• REQUEST A:
Copy the part of the forfeiture article between "- A 2017 American" and "2008 Yamaha Waverunner.", inclusive, swapping "Yamaha" for "Kawasaki".

• READING PASSAGE:
┏━━
SAN ANTONIO – A judge has ordered the owner of Universal K-9, Inc., to forfeit more than $1 million in assets linked to his scheme to defraud the federal government, the Department of Justice announced Wednesday.
The scheme was linked to GI Bill benefits intended to train service canines and their handlers, authorities said.
Bradley Lane Croft, 48, is the owner of the business. It was his dog training and handling school in San Antonio that received proceeds from the government fraud scheme, officials said.
And now, Croft has been ordered to forfeit the following:
- His business property in the 15000 block of Tradesman.
- $138,415.64 seized from his bank account.
- $4,300 seized on site at Universal K-9.
- A 2017 American Eagle 45T motorhome valued at more than $450,000.
- A 2018 Ford F-150 King Ranch Lariat.
- A 2017 Dodge Ram 1500 Laramie.
- A 2016 Yamaha Superjet (personal watercraft).
- A 2008 Yamaha Waverunner.
- A 2012 Rocket International Trailer.
┗━━
• REQUEST B:
Please set down the rows between the first one and the line holding "right-ytick-0-1: 0.3 [1012,867,1063,904]", inclusive, character for character.

• RAW RECORDS:
┏━━
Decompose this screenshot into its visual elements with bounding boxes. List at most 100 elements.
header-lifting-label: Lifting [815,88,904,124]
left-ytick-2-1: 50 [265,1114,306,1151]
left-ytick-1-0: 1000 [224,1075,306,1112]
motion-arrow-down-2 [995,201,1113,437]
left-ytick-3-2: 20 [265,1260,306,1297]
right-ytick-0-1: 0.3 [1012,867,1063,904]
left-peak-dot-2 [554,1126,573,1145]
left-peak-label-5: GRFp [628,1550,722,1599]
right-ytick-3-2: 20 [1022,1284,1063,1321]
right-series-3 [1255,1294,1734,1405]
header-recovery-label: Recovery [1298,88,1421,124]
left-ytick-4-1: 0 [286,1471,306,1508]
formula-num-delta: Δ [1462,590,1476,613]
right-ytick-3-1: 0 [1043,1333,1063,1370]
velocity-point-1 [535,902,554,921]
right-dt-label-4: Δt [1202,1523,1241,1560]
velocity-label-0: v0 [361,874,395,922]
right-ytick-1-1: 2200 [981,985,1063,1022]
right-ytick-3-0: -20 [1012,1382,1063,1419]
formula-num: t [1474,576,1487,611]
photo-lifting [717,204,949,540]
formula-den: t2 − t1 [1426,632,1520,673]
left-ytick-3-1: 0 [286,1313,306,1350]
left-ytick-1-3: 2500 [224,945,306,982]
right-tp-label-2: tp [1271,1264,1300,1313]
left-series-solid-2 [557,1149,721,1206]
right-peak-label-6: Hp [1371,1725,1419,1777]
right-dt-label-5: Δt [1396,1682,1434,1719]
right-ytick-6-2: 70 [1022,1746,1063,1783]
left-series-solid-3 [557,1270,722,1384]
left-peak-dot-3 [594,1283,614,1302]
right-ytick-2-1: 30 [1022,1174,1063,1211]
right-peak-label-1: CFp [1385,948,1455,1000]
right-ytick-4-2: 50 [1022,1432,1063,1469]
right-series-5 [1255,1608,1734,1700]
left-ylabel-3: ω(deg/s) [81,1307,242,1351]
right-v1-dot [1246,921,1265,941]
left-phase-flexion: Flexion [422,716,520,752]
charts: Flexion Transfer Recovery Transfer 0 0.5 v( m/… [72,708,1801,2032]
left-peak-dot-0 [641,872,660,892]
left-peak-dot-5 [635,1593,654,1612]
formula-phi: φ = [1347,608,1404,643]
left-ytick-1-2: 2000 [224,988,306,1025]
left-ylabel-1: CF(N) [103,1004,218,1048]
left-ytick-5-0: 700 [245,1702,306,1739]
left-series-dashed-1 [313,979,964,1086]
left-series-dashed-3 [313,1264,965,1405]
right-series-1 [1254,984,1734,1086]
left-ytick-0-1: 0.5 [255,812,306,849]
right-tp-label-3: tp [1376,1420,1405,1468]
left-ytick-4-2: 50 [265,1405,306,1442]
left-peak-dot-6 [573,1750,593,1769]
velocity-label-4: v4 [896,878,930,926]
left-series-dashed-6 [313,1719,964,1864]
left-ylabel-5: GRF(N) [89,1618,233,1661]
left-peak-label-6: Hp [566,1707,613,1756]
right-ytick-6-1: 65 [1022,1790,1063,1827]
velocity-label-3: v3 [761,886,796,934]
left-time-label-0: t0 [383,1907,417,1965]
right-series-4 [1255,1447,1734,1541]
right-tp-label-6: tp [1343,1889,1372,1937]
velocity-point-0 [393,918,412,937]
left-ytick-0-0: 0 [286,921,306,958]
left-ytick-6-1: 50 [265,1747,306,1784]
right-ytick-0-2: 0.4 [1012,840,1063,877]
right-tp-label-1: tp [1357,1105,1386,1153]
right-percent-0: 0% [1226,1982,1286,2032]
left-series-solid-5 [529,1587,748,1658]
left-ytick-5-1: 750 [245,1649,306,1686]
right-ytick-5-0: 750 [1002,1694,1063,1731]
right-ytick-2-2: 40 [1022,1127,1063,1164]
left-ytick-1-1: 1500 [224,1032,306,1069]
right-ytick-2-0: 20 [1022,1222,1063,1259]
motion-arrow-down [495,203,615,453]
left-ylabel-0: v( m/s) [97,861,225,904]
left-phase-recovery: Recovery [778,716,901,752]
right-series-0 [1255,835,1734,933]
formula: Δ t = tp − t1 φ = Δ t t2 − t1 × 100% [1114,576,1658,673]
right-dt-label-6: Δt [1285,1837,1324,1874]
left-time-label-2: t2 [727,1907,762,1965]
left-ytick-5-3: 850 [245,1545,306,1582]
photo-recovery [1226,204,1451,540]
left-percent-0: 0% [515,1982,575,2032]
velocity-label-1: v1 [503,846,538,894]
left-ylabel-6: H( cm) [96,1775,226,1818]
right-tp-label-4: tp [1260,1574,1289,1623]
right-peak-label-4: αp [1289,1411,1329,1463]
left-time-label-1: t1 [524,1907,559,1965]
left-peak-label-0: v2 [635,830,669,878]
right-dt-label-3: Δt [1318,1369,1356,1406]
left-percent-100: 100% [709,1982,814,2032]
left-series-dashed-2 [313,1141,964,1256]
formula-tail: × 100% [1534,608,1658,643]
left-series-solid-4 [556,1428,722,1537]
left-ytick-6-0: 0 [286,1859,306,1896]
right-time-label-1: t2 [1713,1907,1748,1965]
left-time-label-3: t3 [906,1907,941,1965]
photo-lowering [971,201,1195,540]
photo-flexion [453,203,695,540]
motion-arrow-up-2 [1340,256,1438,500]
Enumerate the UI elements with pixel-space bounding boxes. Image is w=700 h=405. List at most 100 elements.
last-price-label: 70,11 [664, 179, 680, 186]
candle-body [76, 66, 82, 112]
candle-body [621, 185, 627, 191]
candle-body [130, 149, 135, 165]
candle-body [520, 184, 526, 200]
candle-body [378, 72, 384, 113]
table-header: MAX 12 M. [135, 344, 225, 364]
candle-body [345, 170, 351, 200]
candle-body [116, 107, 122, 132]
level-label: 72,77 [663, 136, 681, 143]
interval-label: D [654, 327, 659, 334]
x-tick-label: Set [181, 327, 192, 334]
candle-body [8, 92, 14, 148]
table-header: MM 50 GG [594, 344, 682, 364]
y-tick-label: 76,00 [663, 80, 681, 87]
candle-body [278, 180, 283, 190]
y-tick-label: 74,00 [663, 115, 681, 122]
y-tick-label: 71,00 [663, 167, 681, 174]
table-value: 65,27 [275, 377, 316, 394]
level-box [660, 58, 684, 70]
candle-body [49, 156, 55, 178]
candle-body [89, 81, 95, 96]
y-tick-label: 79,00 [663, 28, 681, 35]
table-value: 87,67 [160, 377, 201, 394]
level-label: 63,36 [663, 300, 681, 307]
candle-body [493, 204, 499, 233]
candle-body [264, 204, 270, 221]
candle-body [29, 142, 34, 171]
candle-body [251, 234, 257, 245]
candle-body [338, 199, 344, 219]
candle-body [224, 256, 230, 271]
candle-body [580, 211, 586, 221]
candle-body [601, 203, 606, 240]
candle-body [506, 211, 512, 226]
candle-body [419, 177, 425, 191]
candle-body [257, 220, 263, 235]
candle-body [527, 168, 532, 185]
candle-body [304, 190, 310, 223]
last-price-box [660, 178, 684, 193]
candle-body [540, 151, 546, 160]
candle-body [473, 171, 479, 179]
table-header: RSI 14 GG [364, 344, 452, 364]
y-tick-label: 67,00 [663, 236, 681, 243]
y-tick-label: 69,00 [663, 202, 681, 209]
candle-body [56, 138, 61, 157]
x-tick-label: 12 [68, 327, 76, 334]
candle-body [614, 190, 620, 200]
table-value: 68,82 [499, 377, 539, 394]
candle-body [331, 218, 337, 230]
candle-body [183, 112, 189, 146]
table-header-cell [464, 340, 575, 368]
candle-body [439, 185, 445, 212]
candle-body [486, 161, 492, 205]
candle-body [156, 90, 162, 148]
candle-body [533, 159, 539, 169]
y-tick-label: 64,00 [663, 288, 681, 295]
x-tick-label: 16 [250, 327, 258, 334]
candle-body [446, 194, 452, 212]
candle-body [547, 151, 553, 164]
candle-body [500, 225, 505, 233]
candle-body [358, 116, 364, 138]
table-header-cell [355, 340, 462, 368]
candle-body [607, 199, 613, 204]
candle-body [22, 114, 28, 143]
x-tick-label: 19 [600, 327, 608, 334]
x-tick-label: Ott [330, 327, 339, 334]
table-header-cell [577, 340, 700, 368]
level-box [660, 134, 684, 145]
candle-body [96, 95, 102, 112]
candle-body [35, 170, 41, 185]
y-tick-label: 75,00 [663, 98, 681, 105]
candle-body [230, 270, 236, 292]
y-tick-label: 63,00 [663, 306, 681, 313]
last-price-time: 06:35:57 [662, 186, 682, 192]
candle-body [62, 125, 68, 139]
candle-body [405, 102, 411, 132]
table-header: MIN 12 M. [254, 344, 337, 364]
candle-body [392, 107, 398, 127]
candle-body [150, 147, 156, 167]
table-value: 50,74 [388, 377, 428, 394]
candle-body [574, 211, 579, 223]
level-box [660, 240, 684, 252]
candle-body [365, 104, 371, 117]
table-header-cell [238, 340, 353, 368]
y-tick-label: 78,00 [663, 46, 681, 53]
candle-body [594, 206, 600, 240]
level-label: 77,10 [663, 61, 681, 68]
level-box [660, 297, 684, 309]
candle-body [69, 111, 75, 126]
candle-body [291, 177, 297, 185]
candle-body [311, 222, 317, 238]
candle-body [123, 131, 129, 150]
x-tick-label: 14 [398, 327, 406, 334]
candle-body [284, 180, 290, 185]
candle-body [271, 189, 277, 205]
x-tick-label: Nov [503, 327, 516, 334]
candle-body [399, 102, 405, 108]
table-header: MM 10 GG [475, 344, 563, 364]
┗━━
• FINAL ANSWER A:
- A 2017 American Eagle 45T motorhome valued at more than $450,000.
- A 2018 Ford F-150 King Ranch Lariat.
- A 2017 Dodge Ram 1500 Laramie.
- A 2016 Kawasaki Superjet (personal watercraft).
- A 2008 Kawasaki Waverunner.

• FINAL ANSWER B:
Decompose this screenshot into its visual elements with bounding boxes. List at most 100 elements.
header-lifting-label: Lifting [815,88,904,124]
left-ytick-2-1: 50 [265,1114,306,1151]
left-ytick-1-0: 1000 [224,1075,306,1112]
motion-arrow-down-2 [995,201,1113,437]
left-ytick-3-2: 20 [265,1260,306,1297]
right-ytick-0-1: 0.3 [1012,867,1063,904]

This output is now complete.